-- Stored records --
▶
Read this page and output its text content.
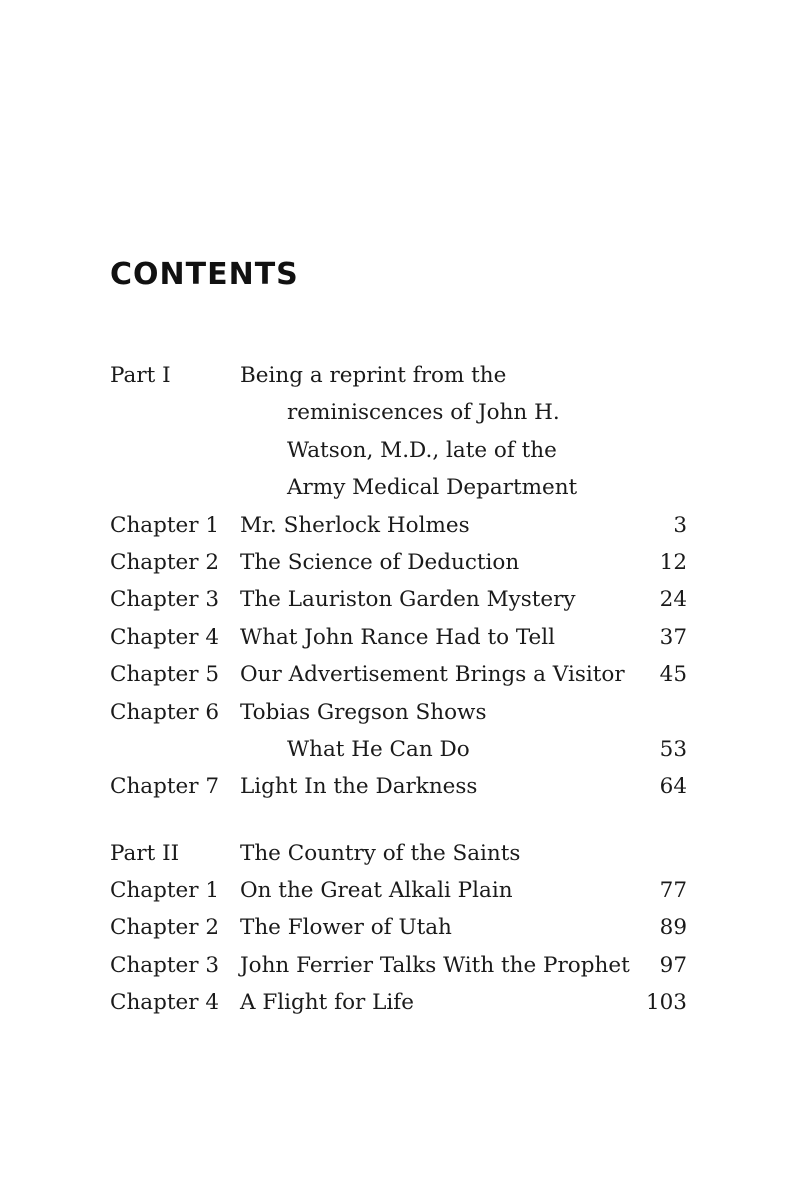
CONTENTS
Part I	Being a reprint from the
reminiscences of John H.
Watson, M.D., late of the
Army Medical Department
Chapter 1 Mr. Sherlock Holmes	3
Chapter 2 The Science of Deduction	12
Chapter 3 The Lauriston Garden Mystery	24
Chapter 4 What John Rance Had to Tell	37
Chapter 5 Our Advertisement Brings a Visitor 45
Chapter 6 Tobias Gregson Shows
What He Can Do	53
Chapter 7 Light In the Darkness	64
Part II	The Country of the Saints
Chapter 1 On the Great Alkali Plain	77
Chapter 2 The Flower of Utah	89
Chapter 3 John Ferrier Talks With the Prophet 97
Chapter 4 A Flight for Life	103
◀
▶
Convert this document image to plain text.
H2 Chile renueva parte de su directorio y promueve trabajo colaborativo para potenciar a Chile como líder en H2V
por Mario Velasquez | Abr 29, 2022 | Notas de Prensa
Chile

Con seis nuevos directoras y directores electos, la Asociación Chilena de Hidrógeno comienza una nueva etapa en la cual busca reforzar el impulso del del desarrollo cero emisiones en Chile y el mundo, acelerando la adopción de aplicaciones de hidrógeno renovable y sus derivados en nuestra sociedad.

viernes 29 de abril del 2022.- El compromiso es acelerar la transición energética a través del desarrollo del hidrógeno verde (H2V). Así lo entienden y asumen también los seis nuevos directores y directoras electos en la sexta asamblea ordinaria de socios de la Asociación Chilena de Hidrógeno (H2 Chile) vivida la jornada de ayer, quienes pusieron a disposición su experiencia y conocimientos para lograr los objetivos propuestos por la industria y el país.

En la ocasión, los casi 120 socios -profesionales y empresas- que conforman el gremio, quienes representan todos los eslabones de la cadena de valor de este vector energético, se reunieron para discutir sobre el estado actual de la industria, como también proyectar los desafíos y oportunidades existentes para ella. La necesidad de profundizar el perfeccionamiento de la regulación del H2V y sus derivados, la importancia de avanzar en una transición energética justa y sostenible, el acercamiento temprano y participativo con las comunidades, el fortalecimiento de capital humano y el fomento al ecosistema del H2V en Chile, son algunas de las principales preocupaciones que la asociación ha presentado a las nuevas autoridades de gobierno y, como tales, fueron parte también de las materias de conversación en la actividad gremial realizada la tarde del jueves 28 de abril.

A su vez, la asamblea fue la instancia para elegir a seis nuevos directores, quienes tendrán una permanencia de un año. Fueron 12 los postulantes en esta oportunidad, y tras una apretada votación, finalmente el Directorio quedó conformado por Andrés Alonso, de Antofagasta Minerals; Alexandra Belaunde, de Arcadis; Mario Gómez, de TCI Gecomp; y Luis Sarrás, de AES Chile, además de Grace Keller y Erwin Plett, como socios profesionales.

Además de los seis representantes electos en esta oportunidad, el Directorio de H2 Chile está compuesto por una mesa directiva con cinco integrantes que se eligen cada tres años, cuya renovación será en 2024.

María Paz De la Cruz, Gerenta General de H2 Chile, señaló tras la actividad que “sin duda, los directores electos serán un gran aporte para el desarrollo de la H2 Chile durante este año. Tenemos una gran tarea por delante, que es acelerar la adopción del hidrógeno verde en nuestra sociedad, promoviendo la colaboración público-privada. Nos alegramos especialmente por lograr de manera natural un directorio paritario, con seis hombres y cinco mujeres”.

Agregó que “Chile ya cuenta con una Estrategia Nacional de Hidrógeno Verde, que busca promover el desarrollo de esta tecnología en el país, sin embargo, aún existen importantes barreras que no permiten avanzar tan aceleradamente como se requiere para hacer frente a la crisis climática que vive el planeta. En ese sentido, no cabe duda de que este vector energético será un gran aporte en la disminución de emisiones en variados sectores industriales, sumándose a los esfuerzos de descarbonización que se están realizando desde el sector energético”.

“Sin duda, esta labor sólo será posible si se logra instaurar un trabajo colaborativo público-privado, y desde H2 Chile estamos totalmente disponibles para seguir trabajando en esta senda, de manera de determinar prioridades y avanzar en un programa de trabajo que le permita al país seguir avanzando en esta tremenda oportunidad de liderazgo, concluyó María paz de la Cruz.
◀
▶
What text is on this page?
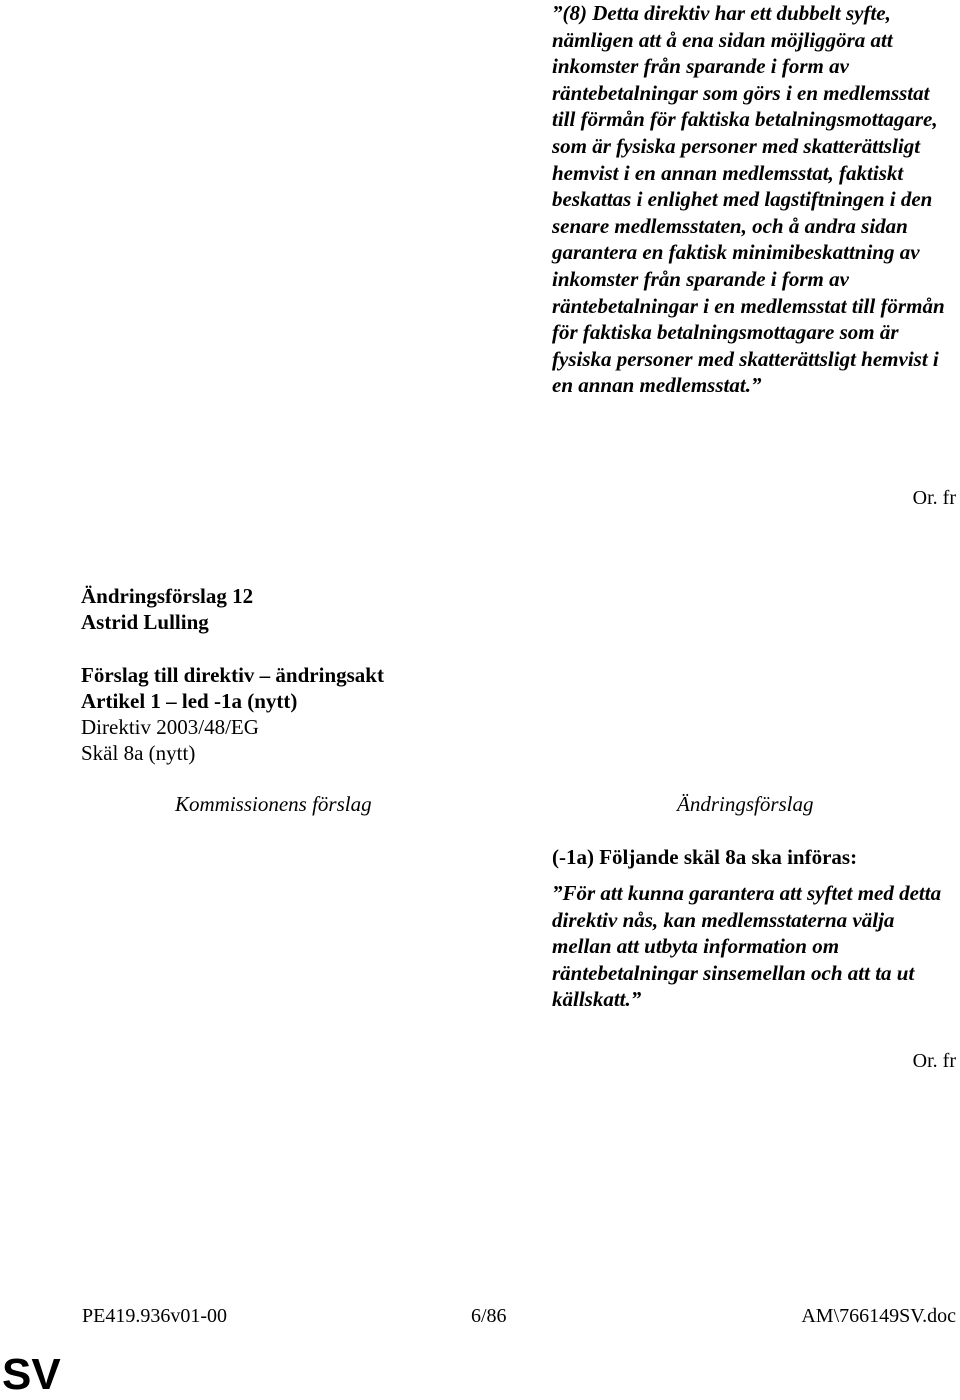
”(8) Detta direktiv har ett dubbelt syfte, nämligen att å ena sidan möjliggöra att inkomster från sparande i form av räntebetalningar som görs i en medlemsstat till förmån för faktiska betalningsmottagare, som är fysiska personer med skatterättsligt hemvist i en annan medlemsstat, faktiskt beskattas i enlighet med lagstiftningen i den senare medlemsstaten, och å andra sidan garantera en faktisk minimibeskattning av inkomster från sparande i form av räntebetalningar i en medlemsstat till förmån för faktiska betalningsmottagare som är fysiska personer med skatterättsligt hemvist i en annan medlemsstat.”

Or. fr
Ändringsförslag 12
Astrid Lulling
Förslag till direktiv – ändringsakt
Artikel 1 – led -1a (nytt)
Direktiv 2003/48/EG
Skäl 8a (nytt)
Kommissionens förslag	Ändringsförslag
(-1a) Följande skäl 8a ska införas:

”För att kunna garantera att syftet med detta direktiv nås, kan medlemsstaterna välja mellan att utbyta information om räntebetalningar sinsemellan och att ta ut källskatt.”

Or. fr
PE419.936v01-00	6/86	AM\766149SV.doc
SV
◀
-- Task objective --
Compute how many lines include the string "vector", then give that number by itself.

-- The response --
2